§ **WORK REQUIRED**
Lines containing the string "this" are to be collected in full.

Data entries for graphics
◆ ◆ ◆

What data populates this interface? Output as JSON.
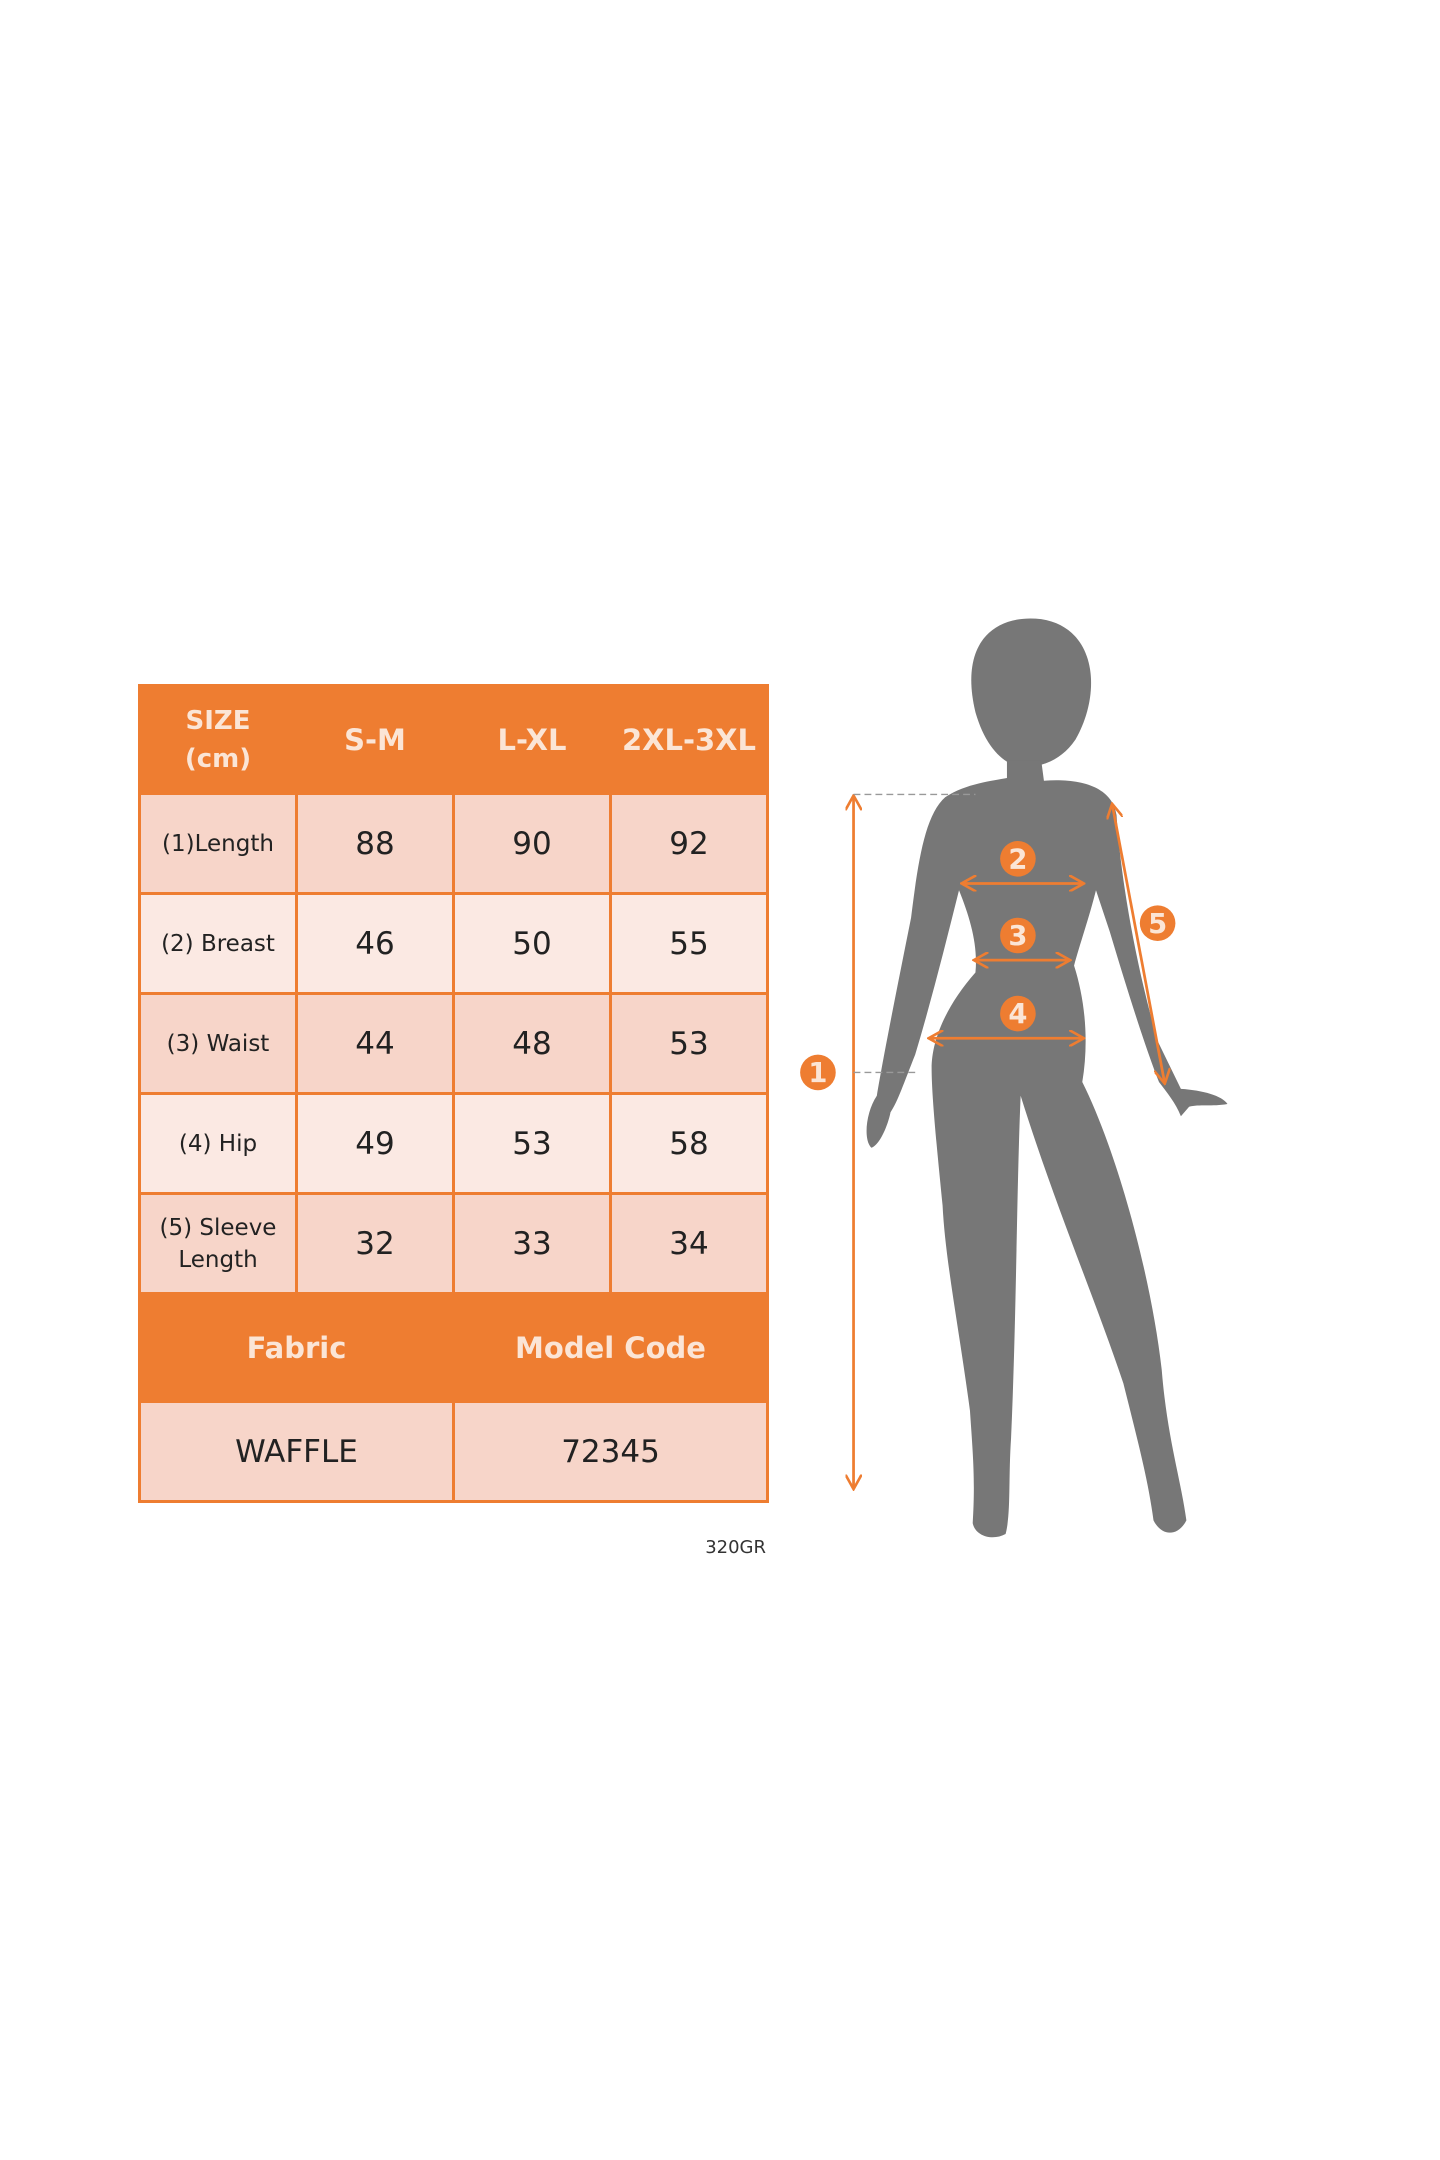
{
  "table": {
    "header": [
      "SIZE",
      "(cm)",
      "S-M",
      "L-XL",
      "2XL-3XL"
    ],
    "rows": [
      {
        "label": "(1)Length",
        "values": [
          "88",
          "90",
          "92"
        ]
      },
      {
        "label": "(2) Breast",
        "values": [
          "46",
          "50",
          "55"
        ]
      },
      {
        "label": "(3) Waist",
        "values": [
          "44",
          "48",
          "53"
        ]
      },
      {
        "label": "(4) Hip",
        "values": [
          "49",
          "53",
          "58"
        ]
      },
      {
        "label_line1": "(5) Sleeve",
        "label_line2": "Length",
        "values": [
          "32",
          "33",
          "34"
        ]
      }
    ],
    "fabric_label": "Fabric",
    "model_code_label": "Model Code",
    "fabric_value": "WAFFLE",
    "model_code_value": "72345"
  },
  "code_note": "320GR",
  "figure": {
    "markers": [
      "1",
      "2",
      "3",
      "4",
      "5"
    ],
    "accent_color": "#ee7d31",
    "silhouette_color": "#777777"
  }
}
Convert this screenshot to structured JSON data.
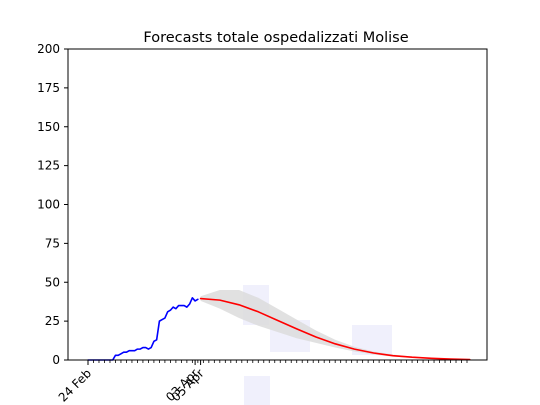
{
  "chart_data": {
    "type": "line",
    "title": "Forecasts totale ospedalizzati Molise",
    "xlabel": "",
    "ylabel": "",
    "ylim": [
      0,
      200
    ],
    "yticks": [
      0,
      25,
      50,
      75,
      100,
      125,
      150,
      175,
      200
    ],
    "x_range_days": [
      0,
      138
    ],
    "x_tick_labels": [
      {
        "label": "24 Feb",
        "day": 0
      },
      {
        "label": "03 Apr",
        "day": 39
      },
      {
        "label": "05 Apr",
        "day": 41
      }
    ],
    "grid": false,
    "series": [
      {
        "color": "#0000ff",
        "x_start_date": "24 Feb",
        "values": [
          0,
          0,
          0,
          0,
          0,
          0,
          0,
          0,
          0,
          0,
          3,
          3,
          4,
          5,
          5,
          6,
          6,
          6,
          7,
          7,
          8,
          8,
          7,
          8,
          12,
          13,
          25,
          26,
          27,
          31,
          32,
          34,
          33,
          35,
          35,
          35,
          34,
          36,
          40,
          38,
          39
        ]
      },
      {
        "color": "#ff0000",
        "x_start_date": "05 Apr",
        "days": [
          41,
          48,
          55,
          62,
          69,
          76,
          83,
          90,
          97,
          104,
          111,
          118,
          125,
          132,
          139
        ],
        "values": [
          39.5,
          38.5,
          35.5,
          31,
          25.5,
          20,
          14.8,
          10.4,
          7,
          4.5,
          2.8,
          1.8,
          1.1,
          0.6,
          0.3
        ]
      }
    ],
    "band": {
      "color": "#dcdcdc",
      "days": [
        41,
        48,
        55,
        62,
        69,
        76,
        83,
        90,
        97,
        104,
        111,
        118,
        125,
        132,
        139
      ],
      "upper": [
        41,
        45,
        45,
        40,
        33,
        26,
        19,
        13,
        8.5,
        5.5,
        3.5,
        2.2,
        1.3,
        0.7,
        0.4
      ],
      "lower": [
        38,
        33,
        27,
        22,
        18,
        14,
        11,
        8,
        5.5,
        3.5,
        2.2,
        1.4,
        0.9,
        0.5,
        0.2
      ]
    }
  }
}
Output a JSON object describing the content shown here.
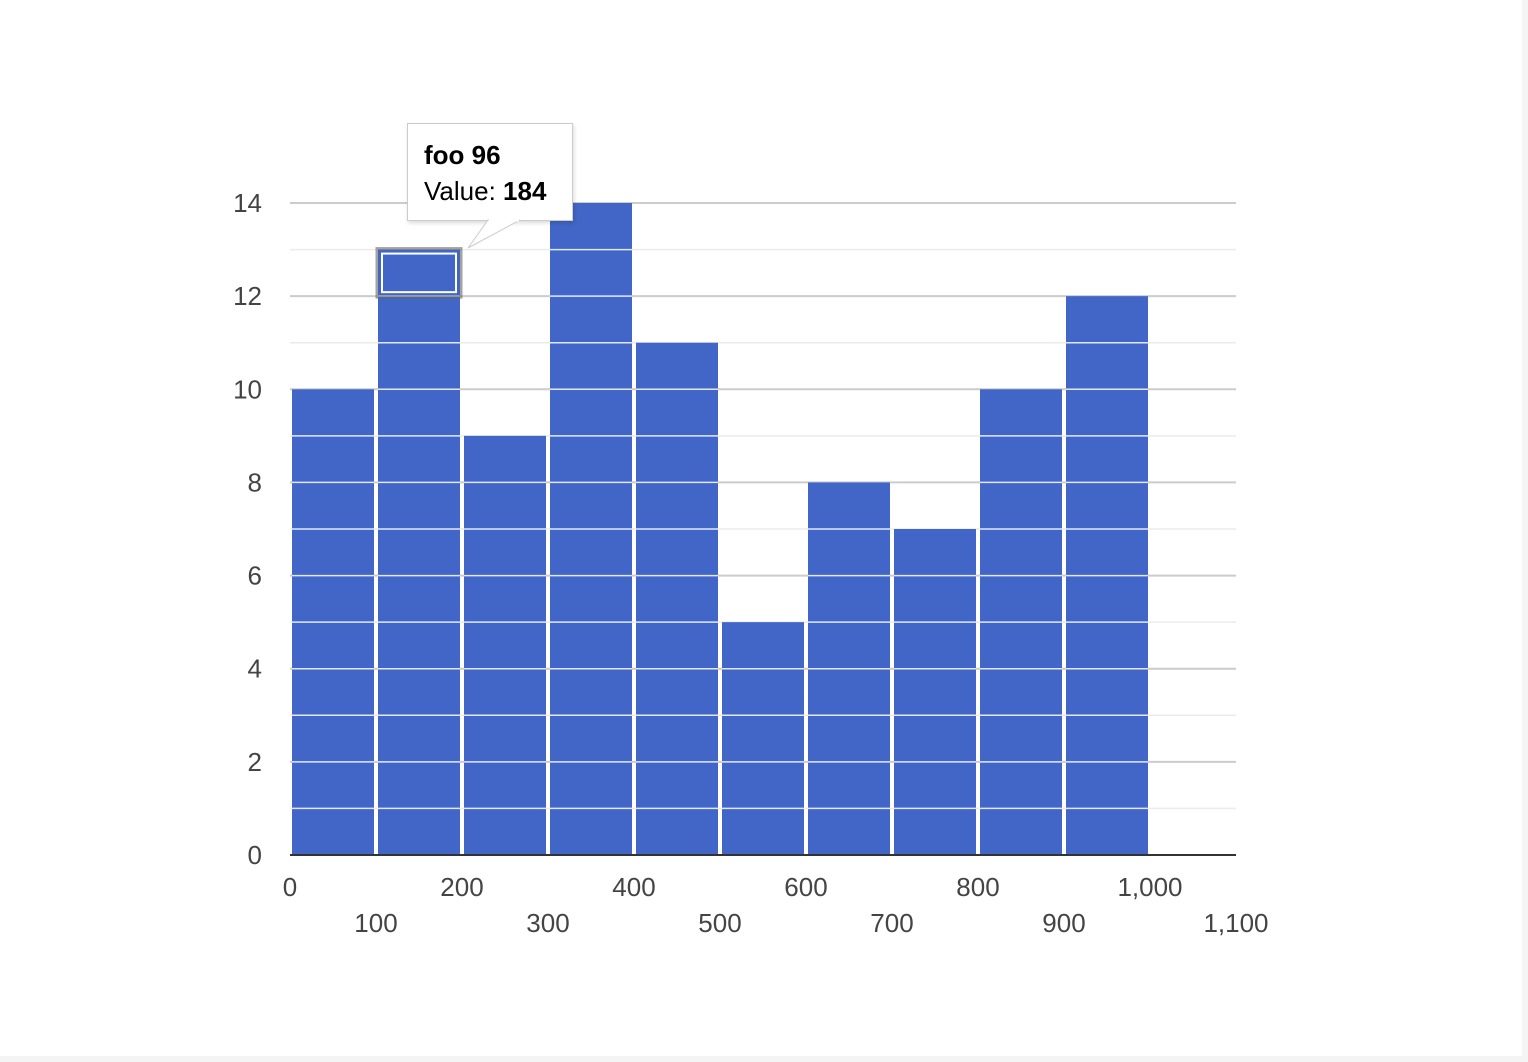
{
  "colors": {
    "bar": "#4166c7",
    "bar_divider": "#ffffff",
    "gridline_major": "#cccccc",
    "gridline_minor": "#ebebeb",
    "baseline": "#333333",
    "tick_text": "#444444",
    "selection": "#4166c7"
  },
  "chart_data": {
    "type": "bar",
    "subtype": "histogram",
    "title": "",
    "xlabel": "",
    "ylabel": "",
    "bins": [
      {
        "start": 0,
        "end": 100,
        "count": 10
      },
      {
        "start": 100,
        "end": 200,
        "count": 13
      },
      {
        "start": 200,
        "end": 300,
        "count": 9
      },
      {
        "start": 300,
        "end": 400,
        "count": 14
      },
      {
        "start": 400,
        "end": 500,
        "count": 11
      },
      {
        "start": 500,
        "end": 600,
        "count": 5
      },
      {
        "start": 600,
        "end": 700,
        "count": 8
      },
      {
        "start": 700,
        "end": 800,
        "count": 7
      },
      {
        "start": 800,
        "end": 900,
        "count": 10
      },
      {
        "start": 900,
        "end": 1000,
        "count": 12
      }
    ],
    "xlim": [
      0,
      1100
    ],
    "ylim": [
      0,
      14
    ],
    "x_ticks": [
      "0",
      "100",
      "200",
      "300",
      "400",
      "500",
      "600",
      "700",
      "800",
      "900",
      "1,000",
      "1,100"
    ],
    "y_ticks": [
      "0",
      "2",
      "4",
      "6",
      "8",
      "10",
      "12",
      "14"
    ],
    "grid": true,
    "legend": "none",
    "highlighted": {
      "bin_index": 1,
      "item_index": 12
    }
  },
  "tooltip": {
    "title": "foo 96",
    "value_label": "Value:",
    "value": "184"
  }
}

◆ ◆ ◆

§ **FINAL RESULT**
What data populates this interface? Output as JSON.
Convert this screenshot to structured JSON data.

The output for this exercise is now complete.